** start **

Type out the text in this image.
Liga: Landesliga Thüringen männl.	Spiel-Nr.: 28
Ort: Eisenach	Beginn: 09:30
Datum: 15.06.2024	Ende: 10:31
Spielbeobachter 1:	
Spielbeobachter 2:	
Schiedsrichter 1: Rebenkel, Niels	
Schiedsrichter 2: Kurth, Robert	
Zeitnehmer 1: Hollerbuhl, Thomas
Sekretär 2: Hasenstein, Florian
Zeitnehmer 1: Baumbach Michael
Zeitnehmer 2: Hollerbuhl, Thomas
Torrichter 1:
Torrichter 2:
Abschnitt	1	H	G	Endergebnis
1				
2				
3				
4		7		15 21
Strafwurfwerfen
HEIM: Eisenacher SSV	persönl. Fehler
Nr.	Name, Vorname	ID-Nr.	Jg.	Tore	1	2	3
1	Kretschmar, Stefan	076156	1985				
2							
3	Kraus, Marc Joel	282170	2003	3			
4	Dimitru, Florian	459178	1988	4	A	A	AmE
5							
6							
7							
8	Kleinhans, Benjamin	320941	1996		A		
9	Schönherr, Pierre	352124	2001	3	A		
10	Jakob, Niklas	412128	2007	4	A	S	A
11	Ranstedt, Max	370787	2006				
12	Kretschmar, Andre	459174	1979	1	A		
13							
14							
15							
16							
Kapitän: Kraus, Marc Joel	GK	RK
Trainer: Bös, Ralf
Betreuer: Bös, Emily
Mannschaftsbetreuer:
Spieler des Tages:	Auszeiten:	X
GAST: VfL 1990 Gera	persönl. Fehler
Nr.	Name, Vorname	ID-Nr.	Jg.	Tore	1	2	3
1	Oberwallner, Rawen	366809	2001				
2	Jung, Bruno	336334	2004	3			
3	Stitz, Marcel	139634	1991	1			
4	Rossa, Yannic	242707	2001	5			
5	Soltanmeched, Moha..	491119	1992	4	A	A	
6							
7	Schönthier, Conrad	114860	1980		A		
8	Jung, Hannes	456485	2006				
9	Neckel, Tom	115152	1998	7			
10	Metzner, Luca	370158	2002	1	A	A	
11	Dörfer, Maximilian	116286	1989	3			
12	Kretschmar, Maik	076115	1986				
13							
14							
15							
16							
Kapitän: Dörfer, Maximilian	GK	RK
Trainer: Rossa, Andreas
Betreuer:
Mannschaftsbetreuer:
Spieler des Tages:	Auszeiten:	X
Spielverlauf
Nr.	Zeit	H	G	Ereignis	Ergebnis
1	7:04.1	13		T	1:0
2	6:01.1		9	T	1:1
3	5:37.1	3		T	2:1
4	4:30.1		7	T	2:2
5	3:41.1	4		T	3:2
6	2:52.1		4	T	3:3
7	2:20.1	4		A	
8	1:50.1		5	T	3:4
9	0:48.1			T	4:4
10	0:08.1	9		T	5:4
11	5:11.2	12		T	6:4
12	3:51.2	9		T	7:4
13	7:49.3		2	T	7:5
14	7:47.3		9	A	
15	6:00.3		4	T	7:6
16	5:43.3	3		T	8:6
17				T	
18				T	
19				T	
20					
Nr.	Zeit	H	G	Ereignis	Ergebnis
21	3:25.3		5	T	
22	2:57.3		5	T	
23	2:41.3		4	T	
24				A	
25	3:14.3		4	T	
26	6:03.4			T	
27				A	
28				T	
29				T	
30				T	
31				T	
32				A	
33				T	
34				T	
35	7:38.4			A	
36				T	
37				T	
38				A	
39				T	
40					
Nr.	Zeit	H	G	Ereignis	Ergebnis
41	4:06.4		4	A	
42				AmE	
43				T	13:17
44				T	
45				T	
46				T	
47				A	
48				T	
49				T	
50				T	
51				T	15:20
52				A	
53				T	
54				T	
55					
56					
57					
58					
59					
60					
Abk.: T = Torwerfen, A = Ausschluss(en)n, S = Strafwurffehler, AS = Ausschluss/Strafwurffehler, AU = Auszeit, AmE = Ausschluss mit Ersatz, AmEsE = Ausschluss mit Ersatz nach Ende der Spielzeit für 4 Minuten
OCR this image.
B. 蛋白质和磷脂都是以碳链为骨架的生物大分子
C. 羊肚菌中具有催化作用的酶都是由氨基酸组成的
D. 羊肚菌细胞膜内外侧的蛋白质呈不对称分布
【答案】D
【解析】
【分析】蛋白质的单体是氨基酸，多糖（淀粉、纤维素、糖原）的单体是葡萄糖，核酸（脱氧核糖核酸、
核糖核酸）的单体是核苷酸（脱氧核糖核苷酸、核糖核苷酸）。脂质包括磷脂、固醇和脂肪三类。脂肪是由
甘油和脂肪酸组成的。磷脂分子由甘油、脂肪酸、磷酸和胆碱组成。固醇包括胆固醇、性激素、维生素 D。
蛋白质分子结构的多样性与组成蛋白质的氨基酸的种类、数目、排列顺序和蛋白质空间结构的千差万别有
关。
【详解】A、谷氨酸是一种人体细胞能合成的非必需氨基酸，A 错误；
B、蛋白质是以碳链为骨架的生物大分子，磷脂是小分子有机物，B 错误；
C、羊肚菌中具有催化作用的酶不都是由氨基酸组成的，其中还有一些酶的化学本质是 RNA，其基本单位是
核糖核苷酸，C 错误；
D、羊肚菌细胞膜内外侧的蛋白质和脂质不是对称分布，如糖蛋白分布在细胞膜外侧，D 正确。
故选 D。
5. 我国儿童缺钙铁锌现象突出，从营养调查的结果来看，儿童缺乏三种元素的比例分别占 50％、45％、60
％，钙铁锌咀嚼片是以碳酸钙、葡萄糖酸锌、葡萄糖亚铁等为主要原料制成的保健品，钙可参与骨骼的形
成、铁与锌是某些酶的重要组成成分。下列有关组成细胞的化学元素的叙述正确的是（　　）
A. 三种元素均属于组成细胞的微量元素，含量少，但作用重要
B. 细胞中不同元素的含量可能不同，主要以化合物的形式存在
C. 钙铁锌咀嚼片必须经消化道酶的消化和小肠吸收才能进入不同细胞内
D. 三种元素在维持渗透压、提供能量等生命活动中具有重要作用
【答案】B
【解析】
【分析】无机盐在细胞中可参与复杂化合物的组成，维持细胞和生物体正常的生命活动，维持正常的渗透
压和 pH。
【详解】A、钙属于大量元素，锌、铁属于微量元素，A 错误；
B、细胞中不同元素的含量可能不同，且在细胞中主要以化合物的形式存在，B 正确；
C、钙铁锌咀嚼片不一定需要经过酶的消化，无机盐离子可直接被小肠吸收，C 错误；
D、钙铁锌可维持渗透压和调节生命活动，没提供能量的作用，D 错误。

** end **

### WORK TO COMPLETE
Copy each line from the data above that includes "核糖核苷酸".

### TASK SOLUTION
核糖核酸）的单体是核苷酸（脱氧核糖核苷酸、核糖核苷酸）。脂质包括磷脂、固醇和脂肪三类。脂肪是由
核糖核苷酸，C 错误；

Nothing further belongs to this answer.